REQUIREMENTS: Where a line of the listing below includes the word "Pavement", reproduce that line.

SUPPLIED MATERIAL:

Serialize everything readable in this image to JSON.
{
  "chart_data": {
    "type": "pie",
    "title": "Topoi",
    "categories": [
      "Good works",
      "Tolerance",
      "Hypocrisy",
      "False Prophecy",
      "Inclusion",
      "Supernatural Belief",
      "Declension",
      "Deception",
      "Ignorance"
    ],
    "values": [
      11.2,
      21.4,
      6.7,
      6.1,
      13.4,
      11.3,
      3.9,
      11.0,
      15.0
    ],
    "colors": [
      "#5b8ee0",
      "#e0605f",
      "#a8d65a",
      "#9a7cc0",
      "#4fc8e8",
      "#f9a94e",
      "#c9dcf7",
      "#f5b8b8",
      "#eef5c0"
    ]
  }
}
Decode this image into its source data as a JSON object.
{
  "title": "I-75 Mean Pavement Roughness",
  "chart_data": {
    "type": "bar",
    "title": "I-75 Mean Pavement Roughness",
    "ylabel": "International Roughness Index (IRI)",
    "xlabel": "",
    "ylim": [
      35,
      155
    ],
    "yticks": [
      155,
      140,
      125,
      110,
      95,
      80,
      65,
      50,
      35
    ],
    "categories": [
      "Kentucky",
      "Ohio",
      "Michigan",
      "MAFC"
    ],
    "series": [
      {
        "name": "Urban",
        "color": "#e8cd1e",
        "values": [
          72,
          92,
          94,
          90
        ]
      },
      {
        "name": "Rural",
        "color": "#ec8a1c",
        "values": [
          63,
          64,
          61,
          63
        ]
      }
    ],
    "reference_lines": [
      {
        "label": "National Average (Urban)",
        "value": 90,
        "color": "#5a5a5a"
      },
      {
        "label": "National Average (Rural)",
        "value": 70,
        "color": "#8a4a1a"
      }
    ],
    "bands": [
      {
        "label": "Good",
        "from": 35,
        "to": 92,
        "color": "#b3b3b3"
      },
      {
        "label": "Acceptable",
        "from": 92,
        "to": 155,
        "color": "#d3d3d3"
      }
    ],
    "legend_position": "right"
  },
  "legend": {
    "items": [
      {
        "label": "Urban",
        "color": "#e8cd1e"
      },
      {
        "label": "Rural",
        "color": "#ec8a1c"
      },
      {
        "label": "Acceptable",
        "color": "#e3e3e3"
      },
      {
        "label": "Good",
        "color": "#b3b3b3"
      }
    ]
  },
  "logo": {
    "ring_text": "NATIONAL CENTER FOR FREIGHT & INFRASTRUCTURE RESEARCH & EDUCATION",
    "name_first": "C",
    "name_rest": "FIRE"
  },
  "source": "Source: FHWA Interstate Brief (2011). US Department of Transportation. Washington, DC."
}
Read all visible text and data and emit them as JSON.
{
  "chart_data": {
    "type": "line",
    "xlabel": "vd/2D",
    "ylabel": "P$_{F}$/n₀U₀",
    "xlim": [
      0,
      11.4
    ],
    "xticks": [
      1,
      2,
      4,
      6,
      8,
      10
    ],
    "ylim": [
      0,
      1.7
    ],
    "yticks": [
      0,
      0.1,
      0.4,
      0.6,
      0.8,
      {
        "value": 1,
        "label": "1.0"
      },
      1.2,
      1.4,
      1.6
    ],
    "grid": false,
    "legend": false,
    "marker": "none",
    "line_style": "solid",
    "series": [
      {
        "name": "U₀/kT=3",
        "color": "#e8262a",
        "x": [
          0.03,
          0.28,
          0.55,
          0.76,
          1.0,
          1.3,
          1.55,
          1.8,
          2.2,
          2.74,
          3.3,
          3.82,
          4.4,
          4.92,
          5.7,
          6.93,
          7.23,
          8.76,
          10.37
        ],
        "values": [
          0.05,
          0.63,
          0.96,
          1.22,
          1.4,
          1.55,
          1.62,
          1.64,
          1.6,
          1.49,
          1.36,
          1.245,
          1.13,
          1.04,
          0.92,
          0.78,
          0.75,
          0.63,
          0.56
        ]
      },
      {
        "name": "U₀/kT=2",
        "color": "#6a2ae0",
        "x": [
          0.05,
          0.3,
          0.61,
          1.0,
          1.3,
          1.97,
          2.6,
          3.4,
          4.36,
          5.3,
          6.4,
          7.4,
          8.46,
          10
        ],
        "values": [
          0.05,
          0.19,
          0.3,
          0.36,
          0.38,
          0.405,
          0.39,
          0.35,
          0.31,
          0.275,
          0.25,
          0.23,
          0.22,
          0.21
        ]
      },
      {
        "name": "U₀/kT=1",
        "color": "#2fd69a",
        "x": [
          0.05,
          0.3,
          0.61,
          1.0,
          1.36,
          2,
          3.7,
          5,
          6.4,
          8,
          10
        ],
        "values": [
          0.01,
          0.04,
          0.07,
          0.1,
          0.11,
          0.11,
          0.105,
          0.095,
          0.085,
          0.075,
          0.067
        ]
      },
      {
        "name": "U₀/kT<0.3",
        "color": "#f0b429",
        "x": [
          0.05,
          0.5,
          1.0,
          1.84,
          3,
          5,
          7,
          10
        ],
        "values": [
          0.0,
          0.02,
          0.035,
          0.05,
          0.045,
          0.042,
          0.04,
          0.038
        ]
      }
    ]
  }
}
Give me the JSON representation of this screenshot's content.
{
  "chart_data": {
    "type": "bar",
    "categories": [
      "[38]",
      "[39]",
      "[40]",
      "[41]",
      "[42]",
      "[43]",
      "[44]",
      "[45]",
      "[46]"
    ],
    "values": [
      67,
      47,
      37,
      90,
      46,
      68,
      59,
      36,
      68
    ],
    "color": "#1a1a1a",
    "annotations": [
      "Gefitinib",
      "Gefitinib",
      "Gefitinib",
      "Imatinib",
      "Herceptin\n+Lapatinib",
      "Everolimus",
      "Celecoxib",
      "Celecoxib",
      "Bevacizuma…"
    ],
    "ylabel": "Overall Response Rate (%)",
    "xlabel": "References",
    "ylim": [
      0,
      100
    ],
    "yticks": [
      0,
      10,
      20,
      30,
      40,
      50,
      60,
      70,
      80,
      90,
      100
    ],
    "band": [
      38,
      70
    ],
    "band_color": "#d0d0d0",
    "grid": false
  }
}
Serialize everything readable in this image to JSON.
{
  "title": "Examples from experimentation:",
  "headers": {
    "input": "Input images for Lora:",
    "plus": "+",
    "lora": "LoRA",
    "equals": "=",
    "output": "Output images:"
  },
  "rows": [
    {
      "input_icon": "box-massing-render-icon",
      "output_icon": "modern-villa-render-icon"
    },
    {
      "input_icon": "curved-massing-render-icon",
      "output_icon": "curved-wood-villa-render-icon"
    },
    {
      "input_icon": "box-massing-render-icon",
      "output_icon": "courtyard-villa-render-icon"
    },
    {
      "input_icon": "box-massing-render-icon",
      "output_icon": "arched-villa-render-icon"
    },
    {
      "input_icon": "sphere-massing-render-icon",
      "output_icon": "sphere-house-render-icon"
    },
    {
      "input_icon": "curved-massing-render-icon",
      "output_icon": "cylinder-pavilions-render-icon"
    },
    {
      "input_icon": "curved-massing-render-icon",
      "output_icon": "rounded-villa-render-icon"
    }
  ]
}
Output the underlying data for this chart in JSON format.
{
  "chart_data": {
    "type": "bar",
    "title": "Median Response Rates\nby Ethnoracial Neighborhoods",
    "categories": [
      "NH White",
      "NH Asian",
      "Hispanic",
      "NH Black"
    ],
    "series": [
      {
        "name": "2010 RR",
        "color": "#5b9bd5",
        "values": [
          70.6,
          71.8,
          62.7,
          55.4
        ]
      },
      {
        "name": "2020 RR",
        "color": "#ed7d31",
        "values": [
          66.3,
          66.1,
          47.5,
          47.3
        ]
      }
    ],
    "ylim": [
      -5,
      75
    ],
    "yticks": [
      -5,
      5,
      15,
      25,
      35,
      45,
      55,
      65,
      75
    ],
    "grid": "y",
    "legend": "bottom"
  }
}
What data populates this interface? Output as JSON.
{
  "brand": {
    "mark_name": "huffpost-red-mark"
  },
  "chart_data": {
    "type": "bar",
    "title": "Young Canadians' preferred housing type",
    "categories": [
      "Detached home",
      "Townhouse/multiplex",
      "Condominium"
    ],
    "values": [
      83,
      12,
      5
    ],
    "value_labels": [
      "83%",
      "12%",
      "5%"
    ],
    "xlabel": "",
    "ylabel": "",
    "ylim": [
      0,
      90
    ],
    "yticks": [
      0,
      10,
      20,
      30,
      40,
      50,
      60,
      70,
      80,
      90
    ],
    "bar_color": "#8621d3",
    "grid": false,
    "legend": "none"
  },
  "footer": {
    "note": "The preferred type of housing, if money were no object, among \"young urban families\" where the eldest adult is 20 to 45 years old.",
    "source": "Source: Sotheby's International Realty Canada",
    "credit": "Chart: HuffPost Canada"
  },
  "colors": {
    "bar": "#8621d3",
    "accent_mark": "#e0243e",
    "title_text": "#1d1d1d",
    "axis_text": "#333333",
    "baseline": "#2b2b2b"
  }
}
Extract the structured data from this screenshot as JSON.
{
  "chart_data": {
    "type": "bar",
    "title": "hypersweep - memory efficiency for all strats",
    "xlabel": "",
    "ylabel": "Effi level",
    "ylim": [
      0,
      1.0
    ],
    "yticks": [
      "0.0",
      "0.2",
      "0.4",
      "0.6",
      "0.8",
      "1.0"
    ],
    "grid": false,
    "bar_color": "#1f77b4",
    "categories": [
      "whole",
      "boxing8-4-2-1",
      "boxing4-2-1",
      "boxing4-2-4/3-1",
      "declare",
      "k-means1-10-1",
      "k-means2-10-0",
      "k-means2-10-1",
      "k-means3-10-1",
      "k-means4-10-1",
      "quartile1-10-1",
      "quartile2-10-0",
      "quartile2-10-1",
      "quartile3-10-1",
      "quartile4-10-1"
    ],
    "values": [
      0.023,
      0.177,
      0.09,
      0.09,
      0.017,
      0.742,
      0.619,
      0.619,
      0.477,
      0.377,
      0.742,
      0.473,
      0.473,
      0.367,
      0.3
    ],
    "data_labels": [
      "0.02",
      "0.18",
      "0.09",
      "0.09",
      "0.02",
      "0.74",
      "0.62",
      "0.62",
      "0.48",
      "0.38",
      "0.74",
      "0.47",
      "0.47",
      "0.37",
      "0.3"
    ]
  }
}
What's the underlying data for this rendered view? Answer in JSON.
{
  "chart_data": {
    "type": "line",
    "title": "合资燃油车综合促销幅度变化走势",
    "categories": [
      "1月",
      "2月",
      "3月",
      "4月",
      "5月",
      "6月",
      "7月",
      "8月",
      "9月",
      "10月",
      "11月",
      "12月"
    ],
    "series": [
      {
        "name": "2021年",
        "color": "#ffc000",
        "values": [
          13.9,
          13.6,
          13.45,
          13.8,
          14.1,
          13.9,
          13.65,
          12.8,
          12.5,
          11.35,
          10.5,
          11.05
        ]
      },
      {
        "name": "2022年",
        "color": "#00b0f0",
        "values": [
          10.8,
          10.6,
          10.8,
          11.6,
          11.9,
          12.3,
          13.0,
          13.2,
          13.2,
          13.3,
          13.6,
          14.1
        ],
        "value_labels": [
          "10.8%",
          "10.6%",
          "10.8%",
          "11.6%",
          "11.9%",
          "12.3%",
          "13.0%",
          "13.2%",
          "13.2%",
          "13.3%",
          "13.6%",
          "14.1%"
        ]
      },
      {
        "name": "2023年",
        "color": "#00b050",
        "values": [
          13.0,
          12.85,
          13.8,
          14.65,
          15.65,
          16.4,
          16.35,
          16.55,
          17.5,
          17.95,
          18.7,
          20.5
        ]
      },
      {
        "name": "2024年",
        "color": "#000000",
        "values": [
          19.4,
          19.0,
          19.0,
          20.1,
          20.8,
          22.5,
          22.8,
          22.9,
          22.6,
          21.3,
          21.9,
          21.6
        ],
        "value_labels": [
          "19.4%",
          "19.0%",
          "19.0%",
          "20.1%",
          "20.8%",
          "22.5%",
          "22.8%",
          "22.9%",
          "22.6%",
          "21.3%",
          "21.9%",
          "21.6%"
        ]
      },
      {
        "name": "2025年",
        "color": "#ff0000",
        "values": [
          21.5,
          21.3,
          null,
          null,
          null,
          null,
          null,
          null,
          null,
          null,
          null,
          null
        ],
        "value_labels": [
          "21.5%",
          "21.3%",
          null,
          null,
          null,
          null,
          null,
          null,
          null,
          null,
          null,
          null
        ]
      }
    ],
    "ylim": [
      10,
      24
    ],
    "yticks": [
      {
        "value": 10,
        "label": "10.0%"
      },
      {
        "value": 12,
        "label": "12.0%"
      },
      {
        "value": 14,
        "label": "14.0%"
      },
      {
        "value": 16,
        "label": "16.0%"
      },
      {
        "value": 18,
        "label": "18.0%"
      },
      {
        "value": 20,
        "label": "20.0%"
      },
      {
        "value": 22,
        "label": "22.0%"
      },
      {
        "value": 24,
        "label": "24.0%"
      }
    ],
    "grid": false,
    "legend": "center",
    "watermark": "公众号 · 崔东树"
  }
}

PROBLEM SOLUTION:
  "title": "I-75 Mean Pavement Roughness",
    "title": "I-75 Mean Pavement Roughness",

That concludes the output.